WORK TO COMPLETE | Take the entries below and reproduce them word for word.

DATASET |

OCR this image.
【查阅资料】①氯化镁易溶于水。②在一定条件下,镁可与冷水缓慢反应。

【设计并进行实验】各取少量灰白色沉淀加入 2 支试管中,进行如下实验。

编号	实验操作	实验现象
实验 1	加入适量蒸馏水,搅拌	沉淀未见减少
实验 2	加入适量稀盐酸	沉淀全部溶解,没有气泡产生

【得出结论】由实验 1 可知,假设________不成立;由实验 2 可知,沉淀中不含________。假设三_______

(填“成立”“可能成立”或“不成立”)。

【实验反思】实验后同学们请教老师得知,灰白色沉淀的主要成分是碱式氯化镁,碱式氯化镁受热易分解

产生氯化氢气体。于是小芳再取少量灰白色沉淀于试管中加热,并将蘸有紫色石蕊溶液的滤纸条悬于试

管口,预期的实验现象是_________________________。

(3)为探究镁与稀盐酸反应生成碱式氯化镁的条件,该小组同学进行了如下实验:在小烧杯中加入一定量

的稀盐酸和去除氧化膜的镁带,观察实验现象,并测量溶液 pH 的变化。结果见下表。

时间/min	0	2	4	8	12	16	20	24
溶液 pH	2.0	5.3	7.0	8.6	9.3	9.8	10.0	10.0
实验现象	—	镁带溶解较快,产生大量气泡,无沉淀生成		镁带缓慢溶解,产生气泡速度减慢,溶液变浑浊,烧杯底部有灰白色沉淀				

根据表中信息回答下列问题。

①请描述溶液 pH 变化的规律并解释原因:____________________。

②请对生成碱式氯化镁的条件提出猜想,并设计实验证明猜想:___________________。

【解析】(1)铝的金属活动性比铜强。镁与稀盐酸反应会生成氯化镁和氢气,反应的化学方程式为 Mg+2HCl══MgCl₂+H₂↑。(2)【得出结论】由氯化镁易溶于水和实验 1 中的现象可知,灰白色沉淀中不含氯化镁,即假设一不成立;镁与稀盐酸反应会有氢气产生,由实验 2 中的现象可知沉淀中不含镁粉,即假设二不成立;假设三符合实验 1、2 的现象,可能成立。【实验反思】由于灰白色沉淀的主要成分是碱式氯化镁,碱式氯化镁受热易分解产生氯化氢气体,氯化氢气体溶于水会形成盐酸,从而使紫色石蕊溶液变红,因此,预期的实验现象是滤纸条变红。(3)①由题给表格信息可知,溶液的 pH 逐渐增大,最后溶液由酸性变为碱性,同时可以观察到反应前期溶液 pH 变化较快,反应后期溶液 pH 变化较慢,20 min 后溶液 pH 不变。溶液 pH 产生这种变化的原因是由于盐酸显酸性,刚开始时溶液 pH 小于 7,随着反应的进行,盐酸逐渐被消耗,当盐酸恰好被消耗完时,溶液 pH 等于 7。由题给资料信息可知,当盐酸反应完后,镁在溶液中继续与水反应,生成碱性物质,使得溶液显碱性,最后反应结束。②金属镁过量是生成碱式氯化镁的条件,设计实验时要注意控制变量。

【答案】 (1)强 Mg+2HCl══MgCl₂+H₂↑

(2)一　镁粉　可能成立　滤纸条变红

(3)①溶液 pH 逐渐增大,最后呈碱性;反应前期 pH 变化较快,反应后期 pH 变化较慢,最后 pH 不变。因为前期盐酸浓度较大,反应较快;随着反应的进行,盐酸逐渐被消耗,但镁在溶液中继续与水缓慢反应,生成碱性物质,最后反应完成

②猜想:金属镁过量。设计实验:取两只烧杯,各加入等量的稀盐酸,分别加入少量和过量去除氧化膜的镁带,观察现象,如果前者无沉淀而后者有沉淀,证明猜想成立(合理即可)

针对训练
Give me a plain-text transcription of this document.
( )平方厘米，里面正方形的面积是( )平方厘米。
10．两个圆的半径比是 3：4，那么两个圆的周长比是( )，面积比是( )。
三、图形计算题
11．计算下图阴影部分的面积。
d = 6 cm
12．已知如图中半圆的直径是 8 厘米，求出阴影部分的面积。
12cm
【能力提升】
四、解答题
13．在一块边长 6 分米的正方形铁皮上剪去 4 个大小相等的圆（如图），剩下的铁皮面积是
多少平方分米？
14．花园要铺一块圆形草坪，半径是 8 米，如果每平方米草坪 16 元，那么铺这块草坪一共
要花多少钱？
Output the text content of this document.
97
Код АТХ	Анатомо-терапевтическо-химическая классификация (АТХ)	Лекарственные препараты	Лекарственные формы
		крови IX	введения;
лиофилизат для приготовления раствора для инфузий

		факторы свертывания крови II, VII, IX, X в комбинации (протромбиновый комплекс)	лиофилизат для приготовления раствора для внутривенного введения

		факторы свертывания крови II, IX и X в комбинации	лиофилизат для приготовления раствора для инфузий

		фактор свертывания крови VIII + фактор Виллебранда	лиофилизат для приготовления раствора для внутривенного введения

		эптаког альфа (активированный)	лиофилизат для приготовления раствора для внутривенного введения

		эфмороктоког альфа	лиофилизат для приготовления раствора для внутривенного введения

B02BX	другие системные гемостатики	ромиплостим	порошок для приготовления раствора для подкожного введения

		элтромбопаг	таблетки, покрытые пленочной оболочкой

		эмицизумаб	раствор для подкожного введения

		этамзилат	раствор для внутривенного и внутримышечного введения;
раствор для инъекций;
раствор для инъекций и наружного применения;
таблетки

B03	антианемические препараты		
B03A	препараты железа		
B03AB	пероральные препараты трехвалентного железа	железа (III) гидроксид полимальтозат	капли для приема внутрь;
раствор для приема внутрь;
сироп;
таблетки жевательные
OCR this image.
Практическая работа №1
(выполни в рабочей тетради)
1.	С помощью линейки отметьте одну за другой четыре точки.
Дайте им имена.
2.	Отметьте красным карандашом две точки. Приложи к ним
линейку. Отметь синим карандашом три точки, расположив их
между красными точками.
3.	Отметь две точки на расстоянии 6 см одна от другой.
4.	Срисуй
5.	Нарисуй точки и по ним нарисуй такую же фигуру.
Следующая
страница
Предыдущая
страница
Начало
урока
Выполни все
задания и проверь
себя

EXERCISE SOLUTION |
OCR this image.
【查阅资料】①氯化镁易溶于水。②在一定条件下,镁可与冷水缓慢反应。

【设计并进行实验】各取少量灰白色沉淀加入 2 支试管中,进行如下实验。

编号	实验操作	实验现象
实验 1	加入适量蒸馏水,搅拌	沉淀未见减少
实验 2	加入适量稀盐酸	沉淀全部溶解,没有气泡产生

【得出结论】由实验 1 可知,假设________不成立;由实验 2 可知,沉淀中不含________。假设三_______

(填“成立”“可能成立”或“不成立”)。

【实验反思】实验后同学们请教老师得知,灰白色沉淀的主要成分是碱式氯化镁,碱式氯化镁受热易分解

产生氯化氢气体。于是小芳再取少量灰白色沉淀于试管中加热,并将蘸有紫色石蕊溶液的滤纸条悬于试

管口,预期的实验现象是_________________________。

(3)为探究镁与稀盐酸反应生成碱式氯化镁的条件,该小组同学进行了如下实验:在小烧杯中加入一定量

的稀盐酸和去除氧化膜的镁带,观察实验现象,并测量溶液 pH 的变化。结果见下表。

时间/min	0	2	4	8	12	16	20	24
溶液 pH	2.0	5.3	7.0	8.6	9.3	9.8	10.0	10.0
实验现象	—	镁带溶解较快,产生大量气泡,无沉淀生成		镁带缓慢溶解,产生气泡速度减慢,溶液变浑浊,烧杯底部有灰白色沉淀				

根据表中信息回答下列问题。

①请描述溶液 pH 变化的规律并解释原因:____________________。

②请对生成碱式氯化镁的条件提出猜想,并设计实验证明猜想:___________________。

【解析】(1)铝的金属活动性比铜强。镁与稀盐酸反应会生成氯化镁和氢气,反应的化学方程式为 Mg+2HCl══MgCl₂+H₂↑。(2)【得出结论】由氯化镁易溶于水和实验 1 中的现象可知,灰白色沉淀中不含氯化镁,即假设一不成立;镁与稀盐酸反应会有氢气产生,由实验 2 中的现象可知沉淀中不含镁粉,即假设二不成立;假设三符合实验 1、2 的现象,可能成立。【实验反思】由于灰白色沉淀的主要成分是碱式氯化镁,碱式氯化镁受热易分解产生氯化氢气体,氯化氢气体溶于水会形成盐酸,从而使紫色石蕊溶液变红,因此,预期的实验现象是滤纸条变红。(3)①由题给表格信息可知,溶液的 pH 逐渐增大,最后溶液由酸性变为碱性,同时可以观察到反应前期溶液 pH 变化较快,反应后期溶液 pH 变化较慢,20 min 后溶液 pH 不变。溶液 pH 产生这种变化的原因是由于盐酸显酸性,刚开始时溶液 pH 小于 7,随着反应的进行,盐酸逐渐被消耗,当盐酸恰好被消耗完时,溶液 pH 等于 7。由题给资料信息可知,当盐酸反应完后,镁在溶液中继续与水反应,生成碱性物质,使得溶液显碱性,最后反应结束。②金属镁过量是生成碱式氯化镁的条件,设计实验时要注意控制变量。

【答案】 (1)强 Mg+2HCl══MgCl₂+H₂↑

(2)一　镁粉　可能成立　滤纸条变红

(3)①溶液 pH 逐渐增大,最后呈碱性;反应前期 pH 变化较快,反应后期 pH 变化较慢,最后 pH 不变。因为前期盐酸浓度较大,反应较快;随着反应的进行,盐酸逐渐被消耗,但镁在溶液中继续与水缓慢反应,生成碱性物质,最后反应完成

②猜想:金属镁过量。设计实验:取两只烧杯,各加入等量的稀盐酸,分别加入少量和过量去除氧化膜的镁带,观察现象,如果前者无沉淀而后者有沉淀,证明猜想成立(合理即可)

针对训练
Give me a plain-text transcription of this document.
( )平方厘米，里面正方形的面积是( )平方厘米。
10．两个圆的半径比是 3：4，那么两个圆的周长比是( )，面积比是( )。
三、图形计算题
11．计算下图阴影部分的面积。
d = 6 cm
12．已知如图中半圆的直径是 8 厘米，求出阴影部分的面积。
12cm
【能力提升】
四、解答题
13．在一块边长 6 分米的正方形铁皮上剪去 4 个大小相等的圆（如图），剩下的铁皮面积是
多少平方分米？
14．花园要铺一块圆形草坪，半径是 8 米，如果每平方米草坪 16 元，那么铺这块草坪一共
要花多少钱？
Output the text content of this document.
97
Код АТХ	Анатомо-терапевтическо-химическая классификация (АТХ)	Лекарственные препараты	Лекарственные формы
		крови IX	введения;
лиофилизат для приготовления раствора для инфузий

		факторы свертывания крови II, VII, IX, X в комбинации (протромбиновый комплекс)	лиофилизат для приготовления раствора для внутривенного введения

		факторы свертывания крови II, IX и X в комбинации	лиофилизат для приготовления раствора для инфузий

		фактор свертывания крови VIII + фактор Виллебранда	лиофилизат для приготовления раствора для внутривенного введения

		эптаког альфа (активированный)	лиофилизат для приготовления раствора для внутривенного введения

		эфмороктоког альфа	лиофилизат для приготовления раствора для внутривенного введения

B02BX	другие системные гемостатики	ромиплостим	порошок для приготовления раствора для подкожного введения

		элтромбопаг	таблетки, покрытые пленочной оболочкой

		эмицизумаб	раствор для подкожного введения

		этамзилат	раствор для внутривенного и внутримышечного введения;
раствор для инъекций;
раствор для инъекций и наружного применения;
таблетки

B03	антианемические препараты		
B03A	препараты железа		
B03AB	пероральные препараты трехвалентного железа	железа (III) гидроксид полимальтозат	капли для приема внутрь;
раствор для приема внутрь;
сироп;
таблетки жевательные
OCR this image.
Практическая работа №1
(выполни в рабочей тетради)
1.	С помощью линейки отметьте одну за другой четыре точки.
Дайте им имена.
2.	Отметьте красным карандашом две точки. Приложи к ним
линейку. Отметь синим карандашом три точки, расположив их
между красными точками.
3.	Отметь две точки на расстоянии 6 см одна от другой.
4.	Срисуй
5.	Нарисуй точки и по ним нарисуй такую же фигуру.
Следующая
страница
Предыдущая
страница
Начало
урока
Выполни все
задания и проверь
себя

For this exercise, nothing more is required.